TASK PROMPT: Type out the complete listing below word for word, without its pictures.

— BEGIN DATASET CONTENT —

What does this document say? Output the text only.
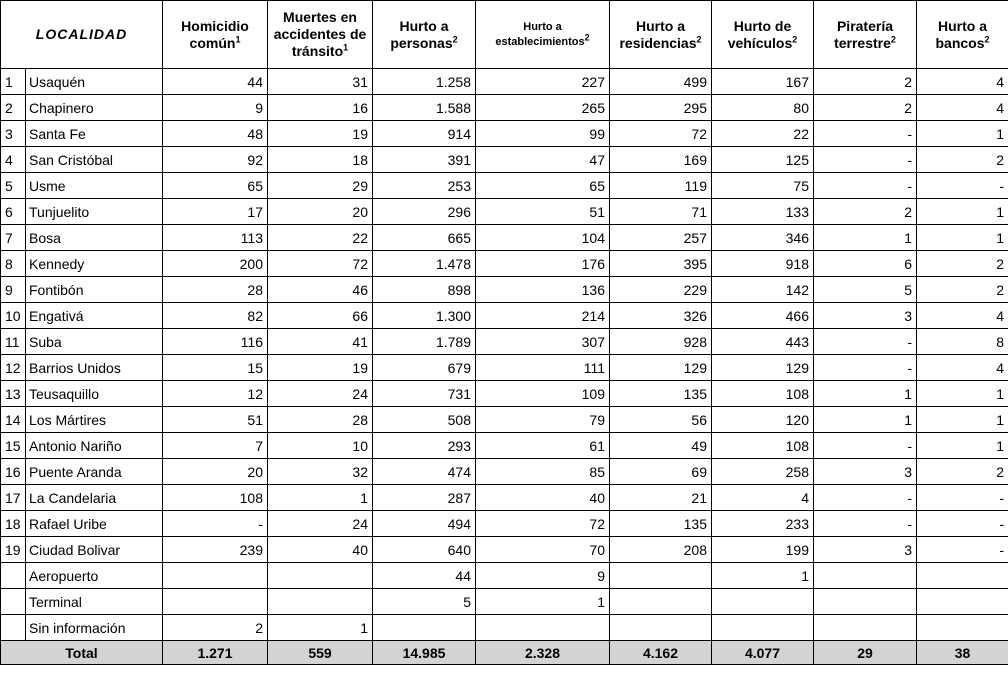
LOCALIDAD		Homicidio común$^1$	Muertes en accidentes de tránsito$^1$	Hurto a personas$^2$	Hurto a establecimientos$^2$	Hurto a residencias$^2$	Hurto de vehículos$^2$	Piratería terrestre$^2$	Hurto a bancos$^2$
1	Usaquén	44	31	1.258	227	499	167	2	4
2	Chapinero	9	16	1.588	265	295	80	2	4
3	Santa Fe	48	19	914	99	72	22	-	1
4	San Cristóbal	92	18	391	47	169	125	-	2
5	Usme	65	29	253	65	119	75	-	-
6	Tunjuelito	17	20	296	51	71	133	2	1
7	Bosa	113	22	665	104	257	346	1	1
8	Kennedy	200	72	1.478	176	395	918	6	2
9	Fontibón	28	46	898	136	229	142	5	2
10	Engativá	82	66	1.300	214	326	466	3	4
11	Suba	116	41	1.789	307	928	443	-	8
12	Barrios Unidos	15	19	679	111	129	129	-	4
13	Teusaquillo	12	24	731	109	135	108	1	1
14	Los Mártires	51	28	508	79	56	120	1	1
15	Antonio Nariño	7	10	293	61	49	108	-	1
16	Puente Aranda	20	32	474	85	69	258	3	2
17	La Candelaria	108	1	287	40	21	4	-	-
18	Rafael Uribe	-	24	494	72	135	233	-	-
19	Ciudad Bolivar	239	40	640	70	208	199	3	-
	Aeropuerto			44	9		1		
	Terminal			5	1				
	Sin información	2	1						
Total		1.271	559	14.985	2.328	4.162	4.077	29	38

— END DATASET CONTENT —

TASK ANSWER:
What does this document say? Output the text only.
LOCALIDAD		Homicidio común$^1$	Muertes en accidentes de tránsito$^1$	Hurto a personas$^2$	Hurto a establecimientos$^2$	Hurto a residencias$^2$	Hurto de vehículos$^2$	Piratería terrestre$^2$	Hurto a bancos$^2$
1	Usaquén	44	31	1.258	227	499	167	2	4
2	Chapinero	9	16	1.588	265	295	80	2	4
3	Santa Fe	48	19	914	99	72	22	-	1
4	San Cristóbal	92	18	391	47	169	125	-	2
5	Usme	65	29	253	65	119	75	-	-
6	Tunjuelito	17	20	296	51	71	133	2	1
7	Bosa	113	22	665	104	257	346	1	1
8	Kennedy	200	72	1.478	176	395	918	6	2
9	Fontibón	28	46	898	136	229	142	5	2
10	Engativá	82	66	1.300	214	326	466	3	4
11	Suba	116	41	1.789	307	928	443	-	8
12	Barrios Unidos	15	19	679	111	129	129	-	4
13	Teusaquillo	12	24	731	109	135	108	1	1
14	Los Mártires	51	28	508	79	56	120	1	1
15	Antonio Nariño	7	10	293	61	49	108	-	1
16	Puente Aranda	20	32	474	85	69	258	3	2
17	La Candelaria	108	1	287	40	21	4	-	-
18	Rafael Uribe	-	24	494	72	135	233	-	-
19	Ciudad Bolivar	239	40	640	70	208	199	3	-
	Aeropuerto			44	9		1		
	Terminal			5	1				
	Sin información	2	1						
Total		1.271	559	14.985	2.328	4.162	4.077	29	38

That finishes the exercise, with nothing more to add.